**Brief:** The records should be written out in full, with nothing altered.

(Stored items from a collection)
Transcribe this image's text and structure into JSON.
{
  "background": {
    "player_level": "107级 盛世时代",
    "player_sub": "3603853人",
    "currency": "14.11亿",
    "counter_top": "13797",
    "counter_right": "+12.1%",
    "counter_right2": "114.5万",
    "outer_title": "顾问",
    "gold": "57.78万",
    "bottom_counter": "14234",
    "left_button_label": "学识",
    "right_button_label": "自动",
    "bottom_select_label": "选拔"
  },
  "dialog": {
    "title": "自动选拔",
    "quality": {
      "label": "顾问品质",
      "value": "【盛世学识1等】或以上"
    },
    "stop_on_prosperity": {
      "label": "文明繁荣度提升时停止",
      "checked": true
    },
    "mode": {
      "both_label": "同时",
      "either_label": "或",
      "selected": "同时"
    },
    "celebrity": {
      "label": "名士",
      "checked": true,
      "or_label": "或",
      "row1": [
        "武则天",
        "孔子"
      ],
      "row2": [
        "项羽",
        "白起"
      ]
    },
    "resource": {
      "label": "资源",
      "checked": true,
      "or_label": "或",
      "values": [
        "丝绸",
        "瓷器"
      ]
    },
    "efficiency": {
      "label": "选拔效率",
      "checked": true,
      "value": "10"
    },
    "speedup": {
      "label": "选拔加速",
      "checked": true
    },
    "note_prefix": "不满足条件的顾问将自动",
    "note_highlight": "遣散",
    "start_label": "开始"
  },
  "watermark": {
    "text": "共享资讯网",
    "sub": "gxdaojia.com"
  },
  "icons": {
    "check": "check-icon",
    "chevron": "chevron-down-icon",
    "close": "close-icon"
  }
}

**Exercise result:**
Transcribe this image's text and structure into JSON.
{
  "background": {
    "player_level": "107级 盛世时代",
    "player_sub": "3603853人",
    "currency": "14.11亿",
    "counter_top": "13797",
    "counter_right": "+12.1%",
    "counter_right2": "114.5万",
    "outer_title": "顾问",
    "gold": "57.78万",
    "bottom_counter": "14234",
    "left_button_label": "学识",
    "right_button_label": "自动",
    "bottom_select_label": "选拔"
  },
  "dialog": {
    "title": "自动选拔",
    "quality": {
      "label": "顾问品质",
      "value": "【盛世学识1等】或以上"
    },
    "stop_on_prosperity": {
      "label": "文明繁荣度提升时停止",
      "checked": true
    },
    "mode": {
      "both_label": "同时",
      "either_label": "或",
      "selected": "同时"
    },
    "celebrity": {
      "label": "名士",
      "checked": true,
      "or_label": "或",
      "row1": [
        "武则天",
        "孔子"
      ],
      "row2": [
        "项羽",
        "白起"
      ]
    },
    "resource": {
      "label": "资源",
      "checked": true,
      "or_label": "或",
      "values": [
        "丝绸",
        "瓷器"
      ]
    },
    "efficiency": {
      "label": "选拔效率",
      "checked": true,
      "value": "10"
    },
    "speedup": {
      "label": "选拔加速",
      "checked": true
    },
    "note_prefix": "不满足条件的顾问将自动",
    "note_highlight": "遣散",
    "start_label": "开始"
  },
  "watermark": {
    "text": "共享资讯网",
    "sub": "gxdaojia.com"
  },
  "icons": {
    "check": "check-icon",
    "chevron": "chevron-down-icon",
    "close": "close-icon"
  }
}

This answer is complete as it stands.